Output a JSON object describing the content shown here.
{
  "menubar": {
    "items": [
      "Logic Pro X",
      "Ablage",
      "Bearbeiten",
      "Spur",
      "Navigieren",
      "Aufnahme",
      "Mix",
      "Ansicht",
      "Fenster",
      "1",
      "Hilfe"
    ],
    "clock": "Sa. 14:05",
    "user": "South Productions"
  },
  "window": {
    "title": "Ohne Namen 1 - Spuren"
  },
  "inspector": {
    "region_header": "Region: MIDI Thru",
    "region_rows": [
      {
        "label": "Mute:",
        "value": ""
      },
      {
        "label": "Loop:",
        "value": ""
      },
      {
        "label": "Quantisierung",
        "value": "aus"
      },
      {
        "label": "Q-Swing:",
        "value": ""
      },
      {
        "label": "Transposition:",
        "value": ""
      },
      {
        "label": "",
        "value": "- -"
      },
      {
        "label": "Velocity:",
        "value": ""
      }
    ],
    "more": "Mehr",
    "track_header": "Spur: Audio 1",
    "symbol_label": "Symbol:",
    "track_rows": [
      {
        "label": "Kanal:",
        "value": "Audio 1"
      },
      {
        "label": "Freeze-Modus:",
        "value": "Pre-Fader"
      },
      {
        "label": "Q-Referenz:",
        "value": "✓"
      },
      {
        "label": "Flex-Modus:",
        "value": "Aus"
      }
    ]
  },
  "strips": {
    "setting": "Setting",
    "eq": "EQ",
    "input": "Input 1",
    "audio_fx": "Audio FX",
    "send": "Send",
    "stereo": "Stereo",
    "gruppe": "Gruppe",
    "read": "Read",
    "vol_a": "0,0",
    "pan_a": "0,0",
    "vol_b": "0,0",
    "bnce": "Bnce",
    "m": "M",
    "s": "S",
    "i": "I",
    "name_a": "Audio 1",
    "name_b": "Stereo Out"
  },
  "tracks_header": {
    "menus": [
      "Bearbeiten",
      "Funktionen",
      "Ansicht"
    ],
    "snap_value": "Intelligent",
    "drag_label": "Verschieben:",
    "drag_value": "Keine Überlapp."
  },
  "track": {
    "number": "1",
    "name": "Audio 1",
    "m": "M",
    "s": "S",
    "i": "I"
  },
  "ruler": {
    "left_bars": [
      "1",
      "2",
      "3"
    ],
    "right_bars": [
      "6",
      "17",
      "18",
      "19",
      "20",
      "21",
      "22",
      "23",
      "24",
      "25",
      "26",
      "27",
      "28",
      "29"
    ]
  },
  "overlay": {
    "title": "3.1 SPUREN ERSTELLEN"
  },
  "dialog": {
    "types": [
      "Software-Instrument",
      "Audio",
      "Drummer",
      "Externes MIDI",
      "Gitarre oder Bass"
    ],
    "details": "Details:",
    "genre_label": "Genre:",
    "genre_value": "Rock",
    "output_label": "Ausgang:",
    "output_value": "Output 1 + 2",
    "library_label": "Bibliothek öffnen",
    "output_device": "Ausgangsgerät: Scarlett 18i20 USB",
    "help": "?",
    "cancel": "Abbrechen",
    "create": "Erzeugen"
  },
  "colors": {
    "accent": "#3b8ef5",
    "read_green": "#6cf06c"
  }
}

----

**PROBLEM STATEMENT:** Reproduce the material in full, with no word added or dropped.

**PROBLEM SOLUTION:**
Output a JSON object describing the content shown here.
{
  "menubar": {
    "items": [
      "Logic Pro X",
      "Ablage",
      "Bearbeiten",
      "Spur",
      "Navigieren",
      "Aufnahme",
      "Mix",
      "Ansicht",
      "Fenster",
      "1",
      "Hilfe"
    ],
    "clock": "Sa. 14:05",
    "user": "South Productions"
  },
  "window": {
    "title": "Ohne Namen 1 - Spuren"
  },
  "inspector": {
    "region_header": "Region: MIDI Thru",
    "region_rows": [
      {
        "label": "Mute:",
        "value": ""
      },
      {
        "label": "Loop:",
        "value": ""
      },
      {
        "label": "Quantisierung",
        "value": "aus"
      },
      {
        "label": "Q-Swing:",
        "value": ""
      },
      {
        "label": "Transposition:",
        "value": ""
      },
      {
        "label": "",
        "value": "- -"
      },
      {
        "label": "Velocity:",
        "value": ""
      }
    ],
    "more": "Mehr",
    "track_header": "Spur: Audio 1",
    "symbol_label": "Symbol:",
    "track_rows": [
      {
        "label": "Kanal:",
        "value": "Audio 1"
      },
      {
        "label": "Freeze-Modus:",
        "value": "Pre-Fader"
      },
      {
        "label": "Q-Referenz:",
        "value": "✓"
      },
      {
        "label": "Flex-Modus:",
        "value": "Aus"
      }
    ]
  },
  "strips": {
    "setting": "Setting",
    "eq": "EQ",
    "input": "Input 1",
    "audio_fx": "Audio FX",
    "send": "Send",
    "stereo": "Stereo",
    "gruppe": "Gruppe",
    "read": "Read",
    "vol_a": "0,0",
    "pan_a": "0,0",
    "vol_b": "0,0",
    "bnce": "Bnce",
    "m": "M",
    "s": "S",
    "i": "I",
    "name_a": "Audio 1",
    "name_b": "Stereo Out"
  },
  "tracks_header": {
    "menus": [
      "Bearbeiten",
      "Funktionen",
      "Ansicht"
    ],
    "snap_value": "Intelligent",
    "drag_label": "Verschieben:",
    "drag_value": "Keine Überlapp."
  },
  "track": {
    "number": "1",
    "name": "Audio 1",
    "m": "M",
    "s": "S",
    "i": "I"
  },
  "ruler": {
    "left_bars": [
      "1",
      "2",
      "3"
    ],
    "right_bars": [
      "6",
      "17",
      "18",
      "19",
      "20",
      "21",
      "22",
      "23",
      "24",
      "25",
      "26",
      "27",
      "28",
      "29"
    ]
  },
  "overlay": {
    "title": "3.1 SPUREN ERSTELLEN"
  },
  "dialog": {
    "types": [
      "Software-Instrument",
      "Audio",
      "Drummer",
      "Externes MIDI",
      "Gitarre oder Bass"
    ],
    "details": "Details:",
    "genre_label": "Genre:",
    "genre_value": "Rock",
    "output_label": "Ausgang:",
    "output_value": "Output 1 + 2",
    "library_label": "Bibliothek öffnen",
    "output_device": "Ausgangsgerät: Scarlett 18i20 USB",
    "help": "?",
    "cancel": "Abbrechen",
    "create": "Erzeugen"
  },
  "colors": {
    "accent": "#3b8ef5",
    "read_green": "#6cf06c"
  }
}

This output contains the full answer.